### Exercise objective
Find the word "Charles" in the data. Return every line where it appears.

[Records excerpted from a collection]
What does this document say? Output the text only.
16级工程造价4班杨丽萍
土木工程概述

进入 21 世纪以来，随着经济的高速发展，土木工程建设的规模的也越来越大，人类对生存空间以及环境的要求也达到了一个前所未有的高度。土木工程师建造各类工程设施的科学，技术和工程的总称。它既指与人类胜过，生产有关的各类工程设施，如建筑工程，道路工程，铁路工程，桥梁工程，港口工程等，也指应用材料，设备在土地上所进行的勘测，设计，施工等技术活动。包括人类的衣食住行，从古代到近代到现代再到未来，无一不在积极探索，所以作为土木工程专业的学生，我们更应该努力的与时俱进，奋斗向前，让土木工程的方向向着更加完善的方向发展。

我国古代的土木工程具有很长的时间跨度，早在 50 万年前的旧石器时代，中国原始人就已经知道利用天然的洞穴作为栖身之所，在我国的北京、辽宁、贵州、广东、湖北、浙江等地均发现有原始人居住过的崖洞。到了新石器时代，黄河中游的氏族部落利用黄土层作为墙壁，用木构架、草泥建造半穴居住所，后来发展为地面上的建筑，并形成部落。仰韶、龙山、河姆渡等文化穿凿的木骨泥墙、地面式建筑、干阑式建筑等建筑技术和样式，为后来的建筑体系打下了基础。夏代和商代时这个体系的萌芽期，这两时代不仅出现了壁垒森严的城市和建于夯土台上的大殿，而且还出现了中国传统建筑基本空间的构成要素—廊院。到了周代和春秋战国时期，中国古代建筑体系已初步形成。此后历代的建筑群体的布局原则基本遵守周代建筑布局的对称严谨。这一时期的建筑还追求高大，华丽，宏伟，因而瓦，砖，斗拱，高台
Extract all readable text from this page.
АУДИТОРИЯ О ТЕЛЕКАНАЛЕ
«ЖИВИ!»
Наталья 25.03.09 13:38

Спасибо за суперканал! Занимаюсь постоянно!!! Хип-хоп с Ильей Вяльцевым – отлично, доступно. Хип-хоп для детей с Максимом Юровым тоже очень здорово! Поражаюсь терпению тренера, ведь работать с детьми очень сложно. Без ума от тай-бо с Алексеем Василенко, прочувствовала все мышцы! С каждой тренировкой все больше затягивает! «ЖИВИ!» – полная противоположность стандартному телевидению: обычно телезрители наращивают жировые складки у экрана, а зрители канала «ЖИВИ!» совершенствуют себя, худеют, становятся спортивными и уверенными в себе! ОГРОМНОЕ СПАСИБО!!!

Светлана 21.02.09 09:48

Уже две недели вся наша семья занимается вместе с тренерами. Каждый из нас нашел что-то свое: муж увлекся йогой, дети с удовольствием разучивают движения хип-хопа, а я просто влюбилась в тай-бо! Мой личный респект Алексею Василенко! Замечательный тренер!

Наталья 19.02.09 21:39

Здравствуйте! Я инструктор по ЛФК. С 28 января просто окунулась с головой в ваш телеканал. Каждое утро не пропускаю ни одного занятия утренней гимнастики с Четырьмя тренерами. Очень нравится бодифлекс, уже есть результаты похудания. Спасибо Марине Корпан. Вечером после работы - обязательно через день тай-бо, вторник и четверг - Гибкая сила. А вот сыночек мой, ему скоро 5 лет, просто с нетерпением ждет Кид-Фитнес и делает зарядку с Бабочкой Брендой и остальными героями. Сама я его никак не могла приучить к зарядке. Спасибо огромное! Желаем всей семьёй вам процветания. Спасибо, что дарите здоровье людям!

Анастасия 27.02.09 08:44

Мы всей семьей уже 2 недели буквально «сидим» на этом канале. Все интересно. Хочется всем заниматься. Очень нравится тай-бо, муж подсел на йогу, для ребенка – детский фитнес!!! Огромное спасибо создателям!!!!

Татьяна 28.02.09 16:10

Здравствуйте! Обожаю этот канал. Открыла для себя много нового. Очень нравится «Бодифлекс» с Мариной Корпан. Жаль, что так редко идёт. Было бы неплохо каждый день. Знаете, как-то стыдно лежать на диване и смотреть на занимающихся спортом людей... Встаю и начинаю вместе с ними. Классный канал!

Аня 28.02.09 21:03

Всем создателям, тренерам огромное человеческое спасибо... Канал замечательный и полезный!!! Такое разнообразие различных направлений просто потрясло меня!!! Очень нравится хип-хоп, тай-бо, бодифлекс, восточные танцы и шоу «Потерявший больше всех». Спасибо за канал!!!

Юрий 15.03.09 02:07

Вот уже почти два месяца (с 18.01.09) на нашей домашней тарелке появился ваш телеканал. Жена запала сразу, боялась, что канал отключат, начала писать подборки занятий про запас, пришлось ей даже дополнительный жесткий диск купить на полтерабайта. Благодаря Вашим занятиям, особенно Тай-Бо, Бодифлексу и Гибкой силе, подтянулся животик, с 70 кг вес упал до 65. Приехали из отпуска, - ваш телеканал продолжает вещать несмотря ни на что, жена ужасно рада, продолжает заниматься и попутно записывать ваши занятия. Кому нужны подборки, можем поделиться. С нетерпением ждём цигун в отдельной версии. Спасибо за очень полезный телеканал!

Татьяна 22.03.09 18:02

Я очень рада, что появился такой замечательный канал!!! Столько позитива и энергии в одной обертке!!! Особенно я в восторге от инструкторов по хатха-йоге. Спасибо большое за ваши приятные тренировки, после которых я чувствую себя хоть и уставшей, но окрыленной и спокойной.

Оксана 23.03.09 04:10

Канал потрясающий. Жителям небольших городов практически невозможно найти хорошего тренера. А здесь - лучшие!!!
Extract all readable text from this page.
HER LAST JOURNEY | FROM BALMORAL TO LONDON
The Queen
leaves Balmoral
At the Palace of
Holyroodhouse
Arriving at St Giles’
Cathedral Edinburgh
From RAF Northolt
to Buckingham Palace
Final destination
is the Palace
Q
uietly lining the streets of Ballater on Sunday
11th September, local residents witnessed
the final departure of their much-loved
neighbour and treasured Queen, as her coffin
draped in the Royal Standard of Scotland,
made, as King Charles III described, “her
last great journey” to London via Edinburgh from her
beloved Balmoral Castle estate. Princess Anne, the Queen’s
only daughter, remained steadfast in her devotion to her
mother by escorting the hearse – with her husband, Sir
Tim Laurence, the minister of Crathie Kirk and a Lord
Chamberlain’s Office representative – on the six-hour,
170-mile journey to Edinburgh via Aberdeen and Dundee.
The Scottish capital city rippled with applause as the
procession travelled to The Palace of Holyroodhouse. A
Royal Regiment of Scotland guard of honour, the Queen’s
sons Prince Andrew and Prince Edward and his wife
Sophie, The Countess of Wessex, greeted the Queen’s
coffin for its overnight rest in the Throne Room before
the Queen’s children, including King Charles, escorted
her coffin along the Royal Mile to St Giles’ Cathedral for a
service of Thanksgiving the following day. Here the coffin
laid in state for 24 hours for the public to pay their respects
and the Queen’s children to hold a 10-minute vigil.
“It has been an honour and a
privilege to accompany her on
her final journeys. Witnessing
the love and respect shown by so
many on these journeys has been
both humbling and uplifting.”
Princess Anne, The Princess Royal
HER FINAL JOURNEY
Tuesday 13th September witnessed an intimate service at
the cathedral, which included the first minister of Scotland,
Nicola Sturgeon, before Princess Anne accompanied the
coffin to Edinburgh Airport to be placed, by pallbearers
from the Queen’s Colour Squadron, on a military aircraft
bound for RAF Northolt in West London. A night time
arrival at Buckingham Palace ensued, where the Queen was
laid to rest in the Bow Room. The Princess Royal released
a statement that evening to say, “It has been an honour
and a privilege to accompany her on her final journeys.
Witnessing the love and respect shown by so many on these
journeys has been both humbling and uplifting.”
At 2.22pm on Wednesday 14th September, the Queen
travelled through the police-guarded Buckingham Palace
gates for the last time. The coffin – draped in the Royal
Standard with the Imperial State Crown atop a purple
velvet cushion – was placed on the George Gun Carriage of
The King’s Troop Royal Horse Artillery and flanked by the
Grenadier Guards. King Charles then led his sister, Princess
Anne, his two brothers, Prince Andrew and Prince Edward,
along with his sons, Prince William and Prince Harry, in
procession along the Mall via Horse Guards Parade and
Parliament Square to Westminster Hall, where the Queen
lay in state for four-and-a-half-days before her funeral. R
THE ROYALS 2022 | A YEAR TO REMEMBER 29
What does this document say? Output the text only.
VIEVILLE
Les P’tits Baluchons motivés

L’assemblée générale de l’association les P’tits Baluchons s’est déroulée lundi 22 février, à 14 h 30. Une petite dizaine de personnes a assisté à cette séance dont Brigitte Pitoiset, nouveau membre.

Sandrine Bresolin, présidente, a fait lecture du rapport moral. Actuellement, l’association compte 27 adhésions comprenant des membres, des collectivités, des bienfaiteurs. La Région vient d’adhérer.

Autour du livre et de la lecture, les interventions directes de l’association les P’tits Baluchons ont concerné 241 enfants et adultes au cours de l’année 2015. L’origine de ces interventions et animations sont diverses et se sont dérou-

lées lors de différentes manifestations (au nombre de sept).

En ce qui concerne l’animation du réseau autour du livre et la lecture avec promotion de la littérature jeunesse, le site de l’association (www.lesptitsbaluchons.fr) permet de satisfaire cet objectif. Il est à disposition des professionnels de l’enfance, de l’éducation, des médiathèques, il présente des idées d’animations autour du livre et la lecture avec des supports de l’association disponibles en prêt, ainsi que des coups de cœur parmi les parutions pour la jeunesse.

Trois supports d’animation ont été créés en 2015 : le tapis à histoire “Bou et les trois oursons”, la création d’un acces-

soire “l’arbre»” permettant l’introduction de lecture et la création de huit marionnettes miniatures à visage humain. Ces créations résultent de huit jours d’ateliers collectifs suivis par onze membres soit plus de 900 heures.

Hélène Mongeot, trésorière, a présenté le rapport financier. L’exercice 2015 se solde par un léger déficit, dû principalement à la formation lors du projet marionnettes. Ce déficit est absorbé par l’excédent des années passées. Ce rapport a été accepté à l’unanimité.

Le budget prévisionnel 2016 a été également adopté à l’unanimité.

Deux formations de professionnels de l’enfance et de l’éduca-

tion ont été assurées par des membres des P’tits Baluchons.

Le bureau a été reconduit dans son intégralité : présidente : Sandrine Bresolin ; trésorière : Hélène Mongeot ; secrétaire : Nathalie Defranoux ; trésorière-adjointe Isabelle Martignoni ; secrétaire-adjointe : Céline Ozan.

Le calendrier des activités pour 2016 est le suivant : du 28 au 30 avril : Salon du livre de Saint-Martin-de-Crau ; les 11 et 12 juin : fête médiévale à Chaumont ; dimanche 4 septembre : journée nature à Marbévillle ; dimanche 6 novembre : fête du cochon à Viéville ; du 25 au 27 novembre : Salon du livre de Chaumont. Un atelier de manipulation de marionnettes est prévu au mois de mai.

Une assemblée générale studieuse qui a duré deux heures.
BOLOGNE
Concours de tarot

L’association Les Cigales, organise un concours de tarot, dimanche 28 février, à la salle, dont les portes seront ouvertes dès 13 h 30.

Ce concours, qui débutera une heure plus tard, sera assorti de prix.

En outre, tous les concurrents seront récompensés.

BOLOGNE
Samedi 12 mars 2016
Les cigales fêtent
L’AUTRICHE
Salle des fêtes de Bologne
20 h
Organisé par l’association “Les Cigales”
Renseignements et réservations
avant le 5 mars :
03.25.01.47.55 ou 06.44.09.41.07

### Expected answer
made, as King Charles III described, “her
the Queen’s children, including King Charles, escorted
Grenadier Guards. King Charles then led his sister, Princess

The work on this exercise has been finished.